This should be the first comment. I wrote some criticism, mostly because many internal contradictions in the article. Then, I notice the structure...

"The accountability gap" Here’s the question nobody’s asking: when it goes wrong, who carries the bag? (..)

"What to do instead"

"The craft still matters"

stephbook 2 hours ago | parent [-]

> It’s not just inefficient. It’s backwards.

> That’s not fair. And it’s not smart.

The amount of AI slop that makes it to HN is concerning. I don't know whether readers here don't care or don't notice it anymore. Or maybe they are only reading the title and then commenting? My #1 tell is an article that's suspiciously long without any real "story", that is, pictures of someone hacking at a laptop. It's always 20,000 words AI hate, ironically.

• **Short exercise A**
Answer these questions about the thread, one per line:
(i) In the first comment, what was the writer's criticism mostly because of?
(ii) Which heading comes right after "What to do instead"?
(iii) According to stephbook, how many words of AI hate is it always?

• **Recorded data**
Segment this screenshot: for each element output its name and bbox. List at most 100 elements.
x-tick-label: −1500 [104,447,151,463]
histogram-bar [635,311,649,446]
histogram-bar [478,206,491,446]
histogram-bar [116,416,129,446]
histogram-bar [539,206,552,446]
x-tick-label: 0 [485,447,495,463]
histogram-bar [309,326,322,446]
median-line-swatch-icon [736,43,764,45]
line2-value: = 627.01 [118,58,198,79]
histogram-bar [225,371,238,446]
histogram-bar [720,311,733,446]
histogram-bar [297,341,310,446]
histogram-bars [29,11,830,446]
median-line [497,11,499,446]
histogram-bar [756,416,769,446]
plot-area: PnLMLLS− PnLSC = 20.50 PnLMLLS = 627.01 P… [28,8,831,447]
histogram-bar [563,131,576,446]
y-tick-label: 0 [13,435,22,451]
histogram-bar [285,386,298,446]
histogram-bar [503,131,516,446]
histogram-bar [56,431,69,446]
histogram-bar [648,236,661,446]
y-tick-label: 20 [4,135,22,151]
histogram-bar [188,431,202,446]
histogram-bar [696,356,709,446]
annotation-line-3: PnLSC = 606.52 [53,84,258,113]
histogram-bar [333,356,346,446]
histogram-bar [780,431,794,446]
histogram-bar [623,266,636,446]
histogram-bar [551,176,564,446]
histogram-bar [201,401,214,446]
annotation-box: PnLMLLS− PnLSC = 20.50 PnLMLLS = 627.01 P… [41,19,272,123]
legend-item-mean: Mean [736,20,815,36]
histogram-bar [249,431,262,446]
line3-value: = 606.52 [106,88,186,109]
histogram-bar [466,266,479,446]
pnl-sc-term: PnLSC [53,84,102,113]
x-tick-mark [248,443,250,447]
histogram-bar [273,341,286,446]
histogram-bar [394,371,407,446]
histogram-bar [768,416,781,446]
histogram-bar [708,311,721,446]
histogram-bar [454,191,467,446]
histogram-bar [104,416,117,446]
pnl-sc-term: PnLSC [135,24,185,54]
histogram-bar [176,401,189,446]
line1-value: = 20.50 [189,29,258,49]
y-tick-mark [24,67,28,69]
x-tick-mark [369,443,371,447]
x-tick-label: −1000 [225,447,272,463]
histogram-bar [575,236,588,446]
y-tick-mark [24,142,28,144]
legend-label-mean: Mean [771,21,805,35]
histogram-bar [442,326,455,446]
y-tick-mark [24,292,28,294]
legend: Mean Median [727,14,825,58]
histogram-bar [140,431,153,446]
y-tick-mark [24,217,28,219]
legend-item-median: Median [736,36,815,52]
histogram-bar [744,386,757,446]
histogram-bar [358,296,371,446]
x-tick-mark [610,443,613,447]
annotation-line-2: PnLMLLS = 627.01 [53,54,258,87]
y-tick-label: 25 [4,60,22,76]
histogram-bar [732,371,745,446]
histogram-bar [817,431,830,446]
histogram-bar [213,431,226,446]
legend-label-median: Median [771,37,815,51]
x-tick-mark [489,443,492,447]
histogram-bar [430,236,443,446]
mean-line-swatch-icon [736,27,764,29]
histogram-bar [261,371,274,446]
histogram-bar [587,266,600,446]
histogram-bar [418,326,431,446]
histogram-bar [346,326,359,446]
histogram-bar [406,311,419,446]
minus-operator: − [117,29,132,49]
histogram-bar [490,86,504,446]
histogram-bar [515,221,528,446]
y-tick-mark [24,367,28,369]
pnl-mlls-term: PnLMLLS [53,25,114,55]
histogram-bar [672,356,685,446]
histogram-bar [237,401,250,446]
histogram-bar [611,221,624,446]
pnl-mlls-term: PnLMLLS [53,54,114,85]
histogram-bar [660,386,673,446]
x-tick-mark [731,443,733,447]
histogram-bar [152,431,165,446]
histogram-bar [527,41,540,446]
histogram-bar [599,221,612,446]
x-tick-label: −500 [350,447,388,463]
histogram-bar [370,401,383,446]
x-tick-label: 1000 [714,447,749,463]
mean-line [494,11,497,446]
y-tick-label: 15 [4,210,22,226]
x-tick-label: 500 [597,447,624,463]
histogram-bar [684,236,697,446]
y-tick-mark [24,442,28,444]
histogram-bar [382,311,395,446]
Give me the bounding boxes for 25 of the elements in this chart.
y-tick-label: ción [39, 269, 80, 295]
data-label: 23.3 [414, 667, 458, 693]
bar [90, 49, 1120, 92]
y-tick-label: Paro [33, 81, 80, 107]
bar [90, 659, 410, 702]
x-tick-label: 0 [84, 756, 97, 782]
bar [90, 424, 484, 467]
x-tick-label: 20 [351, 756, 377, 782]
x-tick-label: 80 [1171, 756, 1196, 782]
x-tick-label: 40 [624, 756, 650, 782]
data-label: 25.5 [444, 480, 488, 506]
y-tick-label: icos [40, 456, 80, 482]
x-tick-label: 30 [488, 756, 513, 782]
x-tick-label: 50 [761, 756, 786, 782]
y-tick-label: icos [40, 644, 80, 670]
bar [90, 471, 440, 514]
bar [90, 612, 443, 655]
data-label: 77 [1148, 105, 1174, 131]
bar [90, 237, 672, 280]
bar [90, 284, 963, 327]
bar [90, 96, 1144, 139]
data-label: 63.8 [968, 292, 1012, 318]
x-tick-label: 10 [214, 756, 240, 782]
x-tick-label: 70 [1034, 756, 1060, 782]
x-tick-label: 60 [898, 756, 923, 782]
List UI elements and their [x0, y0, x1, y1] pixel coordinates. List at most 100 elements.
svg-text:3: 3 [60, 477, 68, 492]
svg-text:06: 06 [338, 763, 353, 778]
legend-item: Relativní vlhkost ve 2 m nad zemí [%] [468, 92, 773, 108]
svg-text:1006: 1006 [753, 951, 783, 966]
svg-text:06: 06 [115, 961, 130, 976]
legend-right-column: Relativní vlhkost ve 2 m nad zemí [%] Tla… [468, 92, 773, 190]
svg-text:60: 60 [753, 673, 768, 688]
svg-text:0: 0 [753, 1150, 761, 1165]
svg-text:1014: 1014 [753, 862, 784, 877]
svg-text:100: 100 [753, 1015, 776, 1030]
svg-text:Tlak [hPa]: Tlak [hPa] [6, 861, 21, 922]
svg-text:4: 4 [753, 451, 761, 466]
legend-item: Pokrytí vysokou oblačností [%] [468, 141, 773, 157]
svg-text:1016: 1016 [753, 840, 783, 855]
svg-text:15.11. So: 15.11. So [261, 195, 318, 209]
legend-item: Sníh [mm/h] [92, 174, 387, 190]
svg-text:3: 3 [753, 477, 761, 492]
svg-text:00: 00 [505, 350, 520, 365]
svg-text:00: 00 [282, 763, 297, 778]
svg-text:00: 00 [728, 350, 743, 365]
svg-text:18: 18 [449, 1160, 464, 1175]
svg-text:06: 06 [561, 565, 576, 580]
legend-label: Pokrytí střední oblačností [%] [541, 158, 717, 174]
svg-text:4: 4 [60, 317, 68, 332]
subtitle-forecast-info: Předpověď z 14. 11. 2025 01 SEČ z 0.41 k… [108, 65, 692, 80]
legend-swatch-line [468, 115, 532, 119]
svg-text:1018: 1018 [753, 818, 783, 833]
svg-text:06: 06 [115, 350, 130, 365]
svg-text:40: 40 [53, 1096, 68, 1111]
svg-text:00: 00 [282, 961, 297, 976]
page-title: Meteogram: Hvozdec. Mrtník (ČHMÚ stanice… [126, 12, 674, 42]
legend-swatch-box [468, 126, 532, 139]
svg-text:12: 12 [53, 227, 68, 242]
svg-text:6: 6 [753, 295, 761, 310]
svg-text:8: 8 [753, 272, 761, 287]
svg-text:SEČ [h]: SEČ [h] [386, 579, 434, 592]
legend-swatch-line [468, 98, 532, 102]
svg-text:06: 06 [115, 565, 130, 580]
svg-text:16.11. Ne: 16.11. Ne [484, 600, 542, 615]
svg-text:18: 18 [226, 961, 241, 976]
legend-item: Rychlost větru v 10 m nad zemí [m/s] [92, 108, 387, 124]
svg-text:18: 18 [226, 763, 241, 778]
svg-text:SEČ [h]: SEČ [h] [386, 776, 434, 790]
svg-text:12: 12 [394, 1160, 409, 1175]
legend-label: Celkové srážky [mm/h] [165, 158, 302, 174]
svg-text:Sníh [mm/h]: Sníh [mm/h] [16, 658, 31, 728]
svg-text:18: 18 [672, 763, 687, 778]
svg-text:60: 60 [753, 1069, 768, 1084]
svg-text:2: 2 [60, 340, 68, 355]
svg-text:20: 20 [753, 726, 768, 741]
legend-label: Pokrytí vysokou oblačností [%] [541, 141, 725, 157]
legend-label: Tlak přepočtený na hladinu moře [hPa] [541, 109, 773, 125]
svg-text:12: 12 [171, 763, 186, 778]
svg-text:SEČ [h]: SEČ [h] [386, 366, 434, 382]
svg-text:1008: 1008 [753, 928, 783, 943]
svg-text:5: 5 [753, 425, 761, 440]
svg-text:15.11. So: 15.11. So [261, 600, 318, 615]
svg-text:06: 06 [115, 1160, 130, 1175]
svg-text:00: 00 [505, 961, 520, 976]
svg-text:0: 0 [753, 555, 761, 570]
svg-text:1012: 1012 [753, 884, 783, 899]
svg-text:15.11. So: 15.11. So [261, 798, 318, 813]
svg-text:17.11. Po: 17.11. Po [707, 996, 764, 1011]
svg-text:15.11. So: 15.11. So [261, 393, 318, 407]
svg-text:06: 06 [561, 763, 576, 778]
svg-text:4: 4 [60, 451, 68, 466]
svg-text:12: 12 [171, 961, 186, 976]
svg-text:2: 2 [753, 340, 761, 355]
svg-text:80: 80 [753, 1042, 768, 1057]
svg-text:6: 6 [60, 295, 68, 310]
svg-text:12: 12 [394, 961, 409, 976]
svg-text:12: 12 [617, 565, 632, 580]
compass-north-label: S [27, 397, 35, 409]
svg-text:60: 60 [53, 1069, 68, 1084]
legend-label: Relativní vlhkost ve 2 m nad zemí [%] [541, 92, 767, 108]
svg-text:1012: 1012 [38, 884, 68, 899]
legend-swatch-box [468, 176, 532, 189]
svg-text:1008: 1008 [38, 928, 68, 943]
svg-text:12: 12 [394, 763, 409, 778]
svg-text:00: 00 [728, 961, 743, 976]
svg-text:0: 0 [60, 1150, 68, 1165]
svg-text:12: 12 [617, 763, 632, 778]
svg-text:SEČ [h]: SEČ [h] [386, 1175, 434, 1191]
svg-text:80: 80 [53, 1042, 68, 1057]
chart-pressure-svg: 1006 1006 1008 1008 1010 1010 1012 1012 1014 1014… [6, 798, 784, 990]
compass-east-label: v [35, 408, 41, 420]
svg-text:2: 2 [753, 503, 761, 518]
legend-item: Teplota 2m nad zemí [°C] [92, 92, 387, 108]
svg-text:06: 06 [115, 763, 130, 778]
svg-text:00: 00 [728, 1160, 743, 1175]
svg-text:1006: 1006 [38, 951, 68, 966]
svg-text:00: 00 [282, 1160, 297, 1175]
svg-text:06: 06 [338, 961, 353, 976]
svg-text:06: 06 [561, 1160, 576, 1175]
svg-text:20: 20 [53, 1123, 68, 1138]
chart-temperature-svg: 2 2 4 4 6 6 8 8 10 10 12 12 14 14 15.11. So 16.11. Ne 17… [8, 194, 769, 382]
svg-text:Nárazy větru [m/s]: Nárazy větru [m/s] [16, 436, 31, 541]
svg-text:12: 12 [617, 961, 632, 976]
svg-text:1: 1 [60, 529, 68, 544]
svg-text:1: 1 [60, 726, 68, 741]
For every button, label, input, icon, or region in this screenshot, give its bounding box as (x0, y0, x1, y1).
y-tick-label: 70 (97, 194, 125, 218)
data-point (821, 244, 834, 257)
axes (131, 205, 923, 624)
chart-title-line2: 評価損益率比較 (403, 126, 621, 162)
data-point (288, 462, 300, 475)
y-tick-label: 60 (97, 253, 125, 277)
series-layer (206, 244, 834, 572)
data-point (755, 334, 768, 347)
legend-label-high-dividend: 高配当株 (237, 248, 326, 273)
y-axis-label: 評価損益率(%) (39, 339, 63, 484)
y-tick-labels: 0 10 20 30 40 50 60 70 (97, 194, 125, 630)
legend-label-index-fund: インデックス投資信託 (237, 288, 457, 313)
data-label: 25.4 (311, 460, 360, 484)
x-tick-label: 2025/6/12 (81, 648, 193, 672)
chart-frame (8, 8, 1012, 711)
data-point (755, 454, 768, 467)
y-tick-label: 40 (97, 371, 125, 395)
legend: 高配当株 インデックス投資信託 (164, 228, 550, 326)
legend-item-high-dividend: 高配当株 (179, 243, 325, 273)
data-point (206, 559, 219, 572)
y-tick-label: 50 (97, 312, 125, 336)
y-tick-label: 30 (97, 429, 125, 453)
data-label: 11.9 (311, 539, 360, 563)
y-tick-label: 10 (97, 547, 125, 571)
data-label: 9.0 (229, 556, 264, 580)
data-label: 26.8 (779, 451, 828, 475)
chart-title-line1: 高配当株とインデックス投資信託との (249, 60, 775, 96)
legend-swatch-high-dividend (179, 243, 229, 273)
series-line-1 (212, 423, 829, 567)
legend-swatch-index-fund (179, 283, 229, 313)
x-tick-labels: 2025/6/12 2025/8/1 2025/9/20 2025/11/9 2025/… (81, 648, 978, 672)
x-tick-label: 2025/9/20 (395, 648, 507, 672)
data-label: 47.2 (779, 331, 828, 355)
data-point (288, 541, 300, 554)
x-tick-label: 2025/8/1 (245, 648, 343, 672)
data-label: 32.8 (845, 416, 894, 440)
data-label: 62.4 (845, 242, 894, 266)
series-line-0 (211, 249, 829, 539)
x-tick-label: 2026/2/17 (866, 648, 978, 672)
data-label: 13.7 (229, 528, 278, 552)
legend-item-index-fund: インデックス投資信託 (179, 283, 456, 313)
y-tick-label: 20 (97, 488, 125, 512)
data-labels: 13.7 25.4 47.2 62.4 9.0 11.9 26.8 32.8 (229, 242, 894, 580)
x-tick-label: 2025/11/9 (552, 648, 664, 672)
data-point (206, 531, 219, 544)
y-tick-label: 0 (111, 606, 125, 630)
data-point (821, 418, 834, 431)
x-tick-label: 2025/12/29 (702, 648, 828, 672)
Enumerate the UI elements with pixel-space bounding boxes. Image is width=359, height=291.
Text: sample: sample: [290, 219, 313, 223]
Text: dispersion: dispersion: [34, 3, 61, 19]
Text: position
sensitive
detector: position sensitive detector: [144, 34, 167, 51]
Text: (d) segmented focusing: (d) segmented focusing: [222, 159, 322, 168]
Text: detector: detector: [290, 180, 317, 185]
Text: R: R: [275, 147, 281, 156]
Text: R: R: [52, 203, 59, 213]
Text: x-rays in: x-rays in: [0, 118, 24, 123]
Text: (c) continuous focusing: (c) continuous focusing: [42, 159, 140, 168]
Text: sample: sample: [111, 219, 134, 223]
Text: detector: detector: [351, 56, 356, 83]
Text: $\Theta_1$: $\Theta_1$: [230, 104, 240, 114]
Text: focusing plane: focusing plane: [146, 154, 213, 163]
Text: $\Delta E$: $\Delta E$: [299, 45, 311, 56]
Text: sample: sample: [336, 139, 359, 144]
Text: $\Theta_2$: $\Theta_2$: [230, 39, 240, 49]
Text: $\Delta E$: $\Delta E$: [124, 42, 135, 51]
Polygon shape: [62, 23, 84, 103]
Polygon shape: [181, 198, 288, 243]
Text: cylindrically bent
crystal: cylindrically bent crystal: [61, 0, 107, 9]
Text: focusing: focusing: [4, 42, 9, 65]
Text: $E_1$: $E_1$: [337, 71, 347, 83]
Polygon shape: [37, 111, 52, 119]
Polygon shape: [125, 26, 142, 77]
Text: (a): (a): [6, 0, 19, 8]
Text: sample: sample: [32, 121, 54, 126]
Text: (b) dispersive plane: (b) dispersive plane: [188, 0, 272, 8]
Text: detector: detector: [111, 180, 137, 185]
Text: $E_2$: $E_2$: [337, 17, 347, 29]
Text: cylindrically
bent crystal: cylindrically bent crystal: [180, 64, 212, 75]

• **Short exercise B**
Gather every line of the records that contains the word "screenshot".

• **Full answer A**
(i) Many internal contradictions in the article.
(ii) "The craft still matters"
(iii) 20,000 words.

• **Full answer B**
Segment this screenshot: for each element output its name and bbox. List at most 100 elements.
For every button, label, input, icon, or region in this screenshot, give its bounding box as (x0, y0, x1, y1).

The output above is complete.